=== Exercise aim ===
Reproduce exactly the lines below, starting with the line that contains "Extract all readable text from this page." and ending with the last line of the records, both included, and nothing else.

=== The input ===
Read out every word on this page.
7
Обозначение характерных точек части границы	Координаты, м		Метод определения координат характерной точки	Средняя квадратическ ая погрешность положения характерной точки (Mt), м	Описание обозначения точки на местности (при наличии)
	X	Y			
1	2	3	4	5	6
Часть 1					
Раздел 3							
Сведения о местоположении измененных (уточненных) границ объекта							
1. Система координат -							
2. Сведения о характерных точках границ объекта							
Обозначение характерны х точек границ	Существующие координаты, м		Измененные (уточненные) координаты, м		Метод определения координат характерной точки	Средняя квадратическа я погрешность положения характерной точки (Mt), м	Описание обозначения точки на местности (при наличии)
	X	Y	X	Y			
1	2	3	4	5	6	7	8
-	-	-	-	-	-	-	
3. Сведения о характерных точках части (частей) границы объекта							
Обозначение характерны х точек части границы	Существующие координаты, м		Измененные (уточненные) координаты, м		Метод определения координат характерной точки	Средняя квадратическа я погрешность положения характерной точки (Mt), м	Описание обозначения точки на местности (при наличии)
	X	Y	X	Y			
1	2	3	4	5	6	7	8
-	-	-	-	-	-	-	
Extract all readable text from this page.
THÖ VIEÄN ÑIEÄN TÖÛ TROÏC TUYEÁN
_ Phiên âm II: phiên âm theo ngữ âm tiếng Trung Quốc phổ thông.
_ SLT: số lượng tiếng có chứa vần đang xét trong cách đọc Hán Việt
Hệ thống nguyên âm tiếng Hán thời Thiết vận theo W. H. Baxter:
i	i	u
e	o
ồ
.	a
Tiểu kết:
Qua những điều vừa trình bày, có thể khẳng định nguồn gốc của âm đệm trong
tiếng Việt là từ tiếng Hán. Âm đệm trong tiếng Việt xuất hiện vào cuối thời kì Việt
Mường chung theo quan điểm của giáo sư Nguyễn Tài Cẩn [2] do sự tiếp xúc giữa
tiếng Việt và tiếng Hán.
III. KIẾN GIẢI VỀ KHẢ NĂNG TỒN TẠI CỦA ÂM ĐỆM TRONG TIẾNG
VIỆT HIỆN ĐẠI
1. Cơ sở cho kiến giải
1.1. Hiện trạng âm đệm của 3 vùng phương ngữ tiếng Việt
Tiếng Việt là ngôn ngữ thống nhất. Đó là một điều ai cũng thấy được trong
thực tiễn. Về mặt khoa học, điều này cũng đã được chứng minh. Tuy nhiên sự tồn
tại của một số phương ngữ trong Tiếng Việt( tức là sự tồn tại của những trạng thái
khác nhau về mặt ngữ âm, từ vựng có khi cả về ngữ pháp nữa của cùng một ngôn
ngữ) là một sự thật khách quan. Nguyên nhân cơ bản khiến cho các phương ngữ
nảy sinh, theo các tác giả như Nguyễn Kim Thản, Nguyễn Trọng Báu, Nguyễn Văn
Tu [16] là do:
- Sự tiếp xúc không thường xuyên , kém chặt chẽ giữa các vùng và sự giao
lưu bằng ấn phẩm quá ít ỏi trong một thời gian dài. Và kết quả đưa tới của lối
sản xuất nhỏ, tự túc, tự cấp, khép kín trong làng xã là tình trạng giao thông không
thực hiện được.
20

=== Reply ===
Extract all readable text from this page.
THÖ VIEÄN ÑIEÄN TÖÛ TROÏC TUYEÁN
_ Phiên âm II: phiên âm theo ngữ âm tiếng Trung Quốc phổ thông.
_ SLT: số lượng tiếng có chứa vần đang xét trong cách đọc Hán Việt
Hệ thống nguyên âm tiếng Hán thời Thiết vận theo W. H. Baxter:
i	i	u
e	o
ồ
.	a
Tiểu kết:
Qua những điều vừa trình bày, có thể khẳng định nguồn gốc của âm đệm trong
tiếng Việt là từ tiếng Hán. Âm đệm trong tiếng Việt xuất hiện vào cuối thời kì Việt
Mường chung theo quan điểm của giáo sư Nguyễn Tài Cẩn [2] do sự tiếp xúc giữa
tiếng Việt và tiếng Hán.
III. KIẾN GIẢI VỀ KHẢ NĂNG TỒN TẠI CỦA ÂM ĐỆM TRONG TIẾNG
VIỆT HIỆN ĐẠI
1. Cơ sở cho kiến giải
1.1. Hiện trạng âm đệm của 3 vùng phương ngữ tiếng Việt
Tiếng Việt là ngôn ngữ thống nhất. Đó là một điều ai cũng thấy được trong
thực tiễn. Về mặt khoa học, điều này cũng đã được chứng minh. Tuy nhiên sự tồn
tại của một số phương ngữ trong Tiếng Việt( tức là sự tồn tại của những trạng thái
khác nhau về mặt ngữ âm, từ vựng có khi cả về ngữ pháp nữa của cùng một ngôn
ngữ) là một sự thật khách quan. Nguyên nhân cơ bản khiến cho các phương ngữ
nảy sinh, theo các tác giả như Nguyễn Kim Thản, Nguyễn Trọng Báu, Nguyễn Văn
Tu [16] là do:
- Sự tiếp xúc không thường xuyên , kém chặt chẽ giữa các vùng và sự giao
lưu bằng ấn phẩm quá ít ỏi trong một thời gian dài. Và kết quả đưa tới của lối
sản xuất nhỏ, tự túc, tự cấp, khép kín trong làng xã là tình trạng giao thông không
thực hiện được.
20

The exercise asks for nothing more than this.